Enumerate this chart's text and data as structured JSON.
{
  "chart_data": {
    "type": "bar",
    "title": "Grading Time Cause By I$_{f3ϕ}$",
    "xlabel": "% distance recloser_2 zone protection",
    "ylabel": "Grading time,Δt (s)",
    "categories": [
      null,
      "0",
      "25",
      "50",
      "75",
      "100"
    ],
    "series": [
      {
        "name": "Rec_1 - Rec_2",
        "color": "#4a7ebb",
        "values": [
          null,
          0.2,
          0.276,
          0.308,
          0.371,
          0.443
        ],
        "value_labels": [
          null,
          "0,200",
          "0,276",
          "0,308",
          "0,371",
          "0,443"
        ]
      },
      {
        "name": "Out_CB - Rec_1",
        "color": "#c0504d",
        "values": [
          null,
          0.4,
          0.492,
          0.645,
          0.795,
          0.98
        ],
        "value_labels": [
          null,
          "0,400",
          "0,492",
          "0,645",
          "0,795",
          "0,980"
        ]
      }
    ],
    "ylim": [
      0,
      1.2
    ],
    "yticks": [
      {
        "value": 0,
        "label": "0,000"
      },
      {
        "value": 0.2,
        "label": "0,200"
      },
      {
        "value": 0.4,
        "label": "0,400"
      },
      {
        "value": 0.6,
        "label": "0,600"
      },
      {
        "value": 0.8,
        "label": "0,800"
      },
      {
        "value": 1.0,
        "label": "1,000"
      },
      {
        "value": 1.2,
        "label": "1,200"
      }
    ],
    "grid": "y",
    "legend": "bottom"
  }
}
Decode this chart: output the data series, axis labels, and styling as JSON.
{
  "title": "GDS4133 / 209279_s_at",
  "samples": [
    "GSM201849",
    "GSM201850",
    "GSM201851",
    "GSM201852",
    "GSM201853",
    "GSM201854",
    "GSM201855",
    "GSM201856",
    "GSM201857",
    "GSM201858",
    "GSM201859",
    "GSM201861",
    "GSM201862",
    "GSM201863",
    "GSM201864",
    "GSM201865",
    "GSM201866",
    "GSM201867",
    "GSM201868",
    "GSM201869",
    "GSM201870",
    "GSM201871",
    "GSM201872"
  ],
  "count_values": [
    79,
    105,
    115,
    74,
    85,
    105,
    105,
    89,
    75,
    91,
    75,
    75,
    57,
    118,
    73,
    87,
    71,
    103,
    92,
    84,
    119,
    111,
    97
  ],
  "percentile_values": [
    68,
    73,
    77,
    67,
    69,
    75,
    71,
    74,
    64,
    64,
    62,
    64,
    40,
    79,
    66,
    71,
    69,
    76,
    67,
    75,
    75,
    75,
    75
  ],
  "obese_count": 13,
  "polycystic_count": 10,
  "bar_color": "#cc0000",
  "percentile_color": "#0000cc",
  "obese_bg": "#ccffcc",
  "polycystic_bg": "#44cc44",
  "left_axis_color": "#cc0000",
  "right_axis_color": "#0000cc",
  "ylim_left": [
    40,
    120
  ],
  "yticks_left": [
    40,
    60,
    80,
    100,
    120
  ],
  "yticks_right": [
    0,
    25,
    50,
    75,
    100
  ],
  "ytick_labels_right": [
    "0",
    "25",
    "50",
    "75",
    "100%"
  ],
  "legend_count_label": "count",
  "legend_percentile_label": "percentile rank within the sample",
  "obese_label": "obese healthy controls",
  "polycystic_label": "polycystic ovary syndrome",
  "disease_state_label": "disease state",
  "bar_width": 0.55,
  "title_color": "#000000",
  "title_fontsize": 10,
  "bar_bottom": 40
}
+ + + + + + +
- **Given exercise**
Repeat each record exactly. Omit nothing.

- **Solution to the problem**
Enumerate this chart's text and data as structured JSON.
{
  "chart_data": {
    "type": "bar",
    "title": "Grading Time Cause By I$_{f3ϕ}$",
    "xlabel": "% distance recloser_2 zone protection",
    "ylabel": "Grading time,Δt (s)",
    "categories": [
      null,
      "0",
      "25",
      "50",
      "75",
      "100"
    ],
    "series": [
      {
        "name": "Rec_1 - Rec_2",
        "color": "#4a7ebb",
        "values": [
          null,
          0.2,
          0.276,
          0.308,
          0.371,
          0.443
        ],
        "value_labels": [
          null,
          "0,200",
          "0,276",
          "0,308",
          "0,371",
          "0,443"
        ]
      },
      {
        "name": "Out_CB - Rec_1",
        "color": "#c0504d",
        "values": [
          null,
          0.4,
          0.492,
          0.645,
          0.795,
          0.98
        ],
        "value_labels": [
          null,
          "0,400",
          "0,492",
          "0,645",
          "0,795",
          "0,980"
        ]
      }
    ],
    "ylim": [
      0,
      1.2
    ],
    "yticks": [
      {
        "value": 0,
        "label": "0,000"
      },
      {
        "value": 0.2,
        "label": "0,200"
      },
      {
        "value": 0.4,
        "label": "0,400"
      },
      {
        "value": 0.6,
        "label": "0,600"
      },
      {
        "value": 0.8,
        "label": "0,800"
      },
      {
        "value": 1.0,
        "label": "1,000"
      },
      {
        "value": 1.2,
        "label": "1,200"
      }
    ],
    "grid": "y",
    "legend": "bottom"
  }
}
Decode this chart: output the data series, axis labels, and styling as JSON.
{
  "title": "GDS4133 / 209279_s_at",
  "samples": [
    "GSM201849",
    "GSM201850",
    "GSM201851",
    "GSM201852",
    "GSM201853",
    "GSM201854",
    "GSM201855",
    "GSM201856",
    "GSM201857",
    "GSM201858",
    "GSM201859",
    "GSM201861",
    "GSM201862",
    "GSM201863",
    "GSM201864",
    "GSM201865",
    "GSM201866",
    "GSM201867",
    "GSM201868",
    "GSM201869",
    "GSM201870",
    "GSM201871",
    "GSM201872"
  ],
  "count_values": [
    79,
    105,
    115,
    74,
    85,
    105,
    105,
    89,
    75,
    91,
    75,
    75,
    57,
    118,
    73,
    87,
    71,
    103,
    92,
    84,
    119,
    111,
    97
  ],
  "percentile_values": [
    68,
    73,
    77,
    67,
    69,
    75,
    71,
    74,
    64,
    64,
    62,
    64,
    40,
    79,
    66,
    71,
    69,
    76,
    67,
    75,
    75,
    75,
    75
  ],
  "obese_count": 13,
  "polycystic_count": 10,
  "bar_color": "#cc0000",
  "percentile_color": "#0000cc",
  "obese_bg": "#ccffcc",
  "polycystic_bg": "#44cc44",
  "left_axis_color": "#cc0000",
  "right_axis_color": "#0000cc",
  "ylim_left": [
    40,
    120
  ],
  "yticks_left": [
    40,
    60,
    80,
    100,
    120
  ],
  "yticks_right": [
    0,
    25,
    50,
    75,
    100
  ],
  "ytick_labels_right": [
    "0",
    "25",
    "50",
    "75",
    "100%"
  ],
  "legend_count_label": "count",
  "legend_percentile_label": "percentile rank within the sample",
  "obese_label": "obese healthy controls",
  "polycystic_label": "polycystic ovary syndrome",
  "disease_state_label": "disease state",
  "bar_width": 0.55,
  "title_color": "#000000",
  "title_fontsize": 10,
  "bar_bottom": 40
}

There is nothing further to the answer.